INFORMATION SHOWN →
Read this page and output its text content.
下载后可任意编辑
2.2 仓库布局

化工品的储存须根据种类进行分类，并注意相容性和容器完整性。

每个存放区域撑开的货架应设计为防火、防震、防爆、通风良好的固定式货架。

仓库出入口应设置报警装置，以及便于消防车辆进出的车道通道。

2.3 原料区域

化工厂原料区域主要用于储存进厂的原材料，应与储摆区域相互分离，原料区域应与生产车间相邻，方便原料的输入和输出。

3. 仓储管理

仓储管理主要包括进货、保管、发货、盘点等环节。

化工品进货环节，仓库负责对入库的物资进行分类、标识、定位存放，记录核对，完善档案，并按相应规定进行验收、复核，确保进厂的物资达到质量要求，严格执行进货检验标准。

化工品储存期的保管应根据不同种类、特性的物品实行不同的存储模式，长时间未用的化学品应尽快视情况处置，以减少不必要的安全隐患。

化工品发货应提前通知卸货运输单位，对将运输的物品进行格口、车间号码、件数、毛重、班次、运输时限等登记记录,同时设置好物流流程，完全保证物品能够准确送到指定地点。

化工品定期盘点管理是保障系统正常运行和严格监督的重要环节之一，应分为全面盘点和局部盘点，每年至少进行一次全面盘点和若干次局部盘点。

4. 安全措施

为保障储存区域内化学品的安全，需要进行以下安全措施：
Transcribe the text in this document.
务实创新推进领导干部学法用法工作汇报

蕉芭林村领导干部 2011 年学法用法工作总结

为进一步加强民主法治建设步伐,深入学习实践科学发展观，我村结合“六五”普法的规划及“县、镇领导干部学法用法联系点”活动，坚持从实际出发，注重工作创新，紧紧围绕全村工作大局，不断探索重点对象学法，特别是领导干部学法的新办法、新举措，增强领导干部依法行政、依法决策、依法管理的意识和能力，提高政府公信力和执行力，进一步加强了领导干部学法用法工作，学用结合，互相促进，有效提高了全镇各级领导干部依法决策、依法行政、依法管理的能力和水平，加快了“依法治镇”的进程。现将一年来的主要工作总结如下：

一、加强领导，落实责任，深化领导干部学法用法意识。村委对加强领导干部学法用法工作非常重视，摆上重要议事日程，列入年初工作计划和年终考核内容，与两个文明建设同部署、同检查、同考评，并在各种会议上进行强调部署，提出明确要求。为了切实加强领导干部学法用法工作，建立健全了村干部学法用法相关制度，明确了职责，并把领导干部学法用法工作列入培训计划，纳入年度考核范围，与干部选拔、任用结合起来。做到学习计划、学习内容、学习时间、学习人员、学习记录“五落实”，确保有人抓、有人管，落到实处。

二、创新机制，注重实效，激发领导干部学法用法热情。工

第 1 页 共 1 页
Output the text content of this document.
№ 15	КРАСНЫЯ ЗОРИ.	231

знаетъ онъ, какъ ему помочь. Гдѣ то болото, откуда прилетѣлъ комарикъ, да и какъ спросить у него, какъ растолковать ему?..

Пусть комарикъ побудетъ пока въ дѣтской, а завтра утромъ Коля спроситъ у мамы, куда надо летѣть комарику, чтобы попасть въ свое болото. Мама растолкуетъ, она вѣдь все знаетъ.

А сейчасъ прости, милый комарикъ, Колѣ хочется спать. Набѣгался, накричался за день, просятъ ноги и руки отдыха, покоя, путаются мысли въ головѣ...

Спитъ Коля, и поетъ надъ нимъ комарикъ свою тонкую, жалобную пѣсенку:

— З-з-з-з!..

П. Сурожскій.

TASK REQUIREMENTS → Exactly as written above, please repeat the entries.

RESPONSE FOR THIS EXERCISE →
Read this page and output its text content.
下载后可任意编辑
2.2 仓库布局

化工品的储存须根据种类进行分类，并注意相容性和容器完整性。

每个存放区域撑开的货架应设计为防火、防震、防爆、通风良好的固定式货架。

仓库出入口应设置报警装置，以及便于消防车辆进出的车道通道。

2.3 原料区域

化工厂原料区域主要用于储存进厂的原材料，应与储摆区域相互分离，原料区域应与生产车间相邻，方便原料的输入和输出。

3. 仓储管理

仓储管理主要包括进货、保管、发货、盘点等环节。

化工品进货环节，仓库负责对入库的物资进行分类、标识、定位存放，记录核对，完善档案，并按相应规定进行验收、复核，确保进厂的物资达到质量要求，严格执行进货检验标准。

化工品储存期的保管应根据不同种类、特性的物品实行不同的存储模式，长时间未用的化学品应尽快视情况处置，以减少不必要的安全隐患。

化工品发货应提前通知卸货运输单位，对将运输的物品进行格口、车间号码、件数、毛重、班次、运输时限等登记记录,同时设置好物流流程，完全保证物品能够准确送到指定地点。

化工品定期盘点管理是保障系统正常运行和严格监督的重要环节之一，应分为全面盘点和局部盘点，每年至少进行一次全面盘点和若干次局部盘点。

4. 安全措施

为保障储存区域内化学品的安全，需要进行以下安全措施：
Transcribe the text in this document.
务实创新推进领导干部学法用法工作汇报

蕉芭林村领导干部 2011 年学法用法工作总结

为进一步加强民主法治建设步伐,深入学习实践科学发展观，我村结合“六五”普法的规划及“县、镇领导干部学法用法联系点”活动，坚持从实际出发，注重工作创新，紧紧围绕全村工作大局，不断探索重点对象学法，特别是领导干部学法的新办法、新举措，增强领导干部依法行政、依法决策、依法管理的意识和能力，提高政府公信力和执行力，进一步加强了领导干部学法用法工作，学用结合，互相促进，有效提高了全镇各级领导干部依法决策、依法行政、依法管理的能力和水平，加快了“依法治镇”的进程。现将一年来的主要工作总结如下：

一、加强领导，落实责任，深化领导干部学法用法意识。村委对加强领导干部学法用法工作非常重视，摆上重要议事日程，列入年初工作计划和年终考核内容，与两个文明建设同部署、同检查、同考评，并在各种会议上进行强调部署，提出明确要求。为了切实加强领导干部学法用法工作，建立健全了村干部学法用法相关制度，明确了职责，并把领导干部学法用法工作列入培训计划，纳入年度考核范围，与干部选拔、任用结合起来。做到学习计划、学习内容、学习时间、学习人员、学习记录“五落实”，确保有人抓、有人管，落到实处。

二、创新机制，注重实效，激发领导干部学法用法热情。工

第 1 页 共 1 页
Output the text content of this document.
№ 15	КРАСНЫЯ ЗОРИ.	231

знаетъ онъ, какъ ему помочь. Гдѣ то болото, откуда прилетѣлъ комарикъ, да и какъ спросить у него, какъ растолковать ему?..

Пусть комарикъ побудетъ пока въ дѣтской, а завтра утромъ Коля спроситъ у мамы, куда надо летѣть комарику, чтобы попасть въ свое болото. Мама растолкуетъ, она вѣдь все знаетъ.

А сейчасъ прости, милый комарикъ, Колѣ хочется спать. Набѣгался, накричался за день, просятъ ноги и руки отдыха, покоя, путаются мысли въ головѣ...

Спитъ Коля, и поетъ надъ нимъ комарикъ свою тонкую, жалобную пѣсенку:

— З-з-з-з!..

П. Сурожскій.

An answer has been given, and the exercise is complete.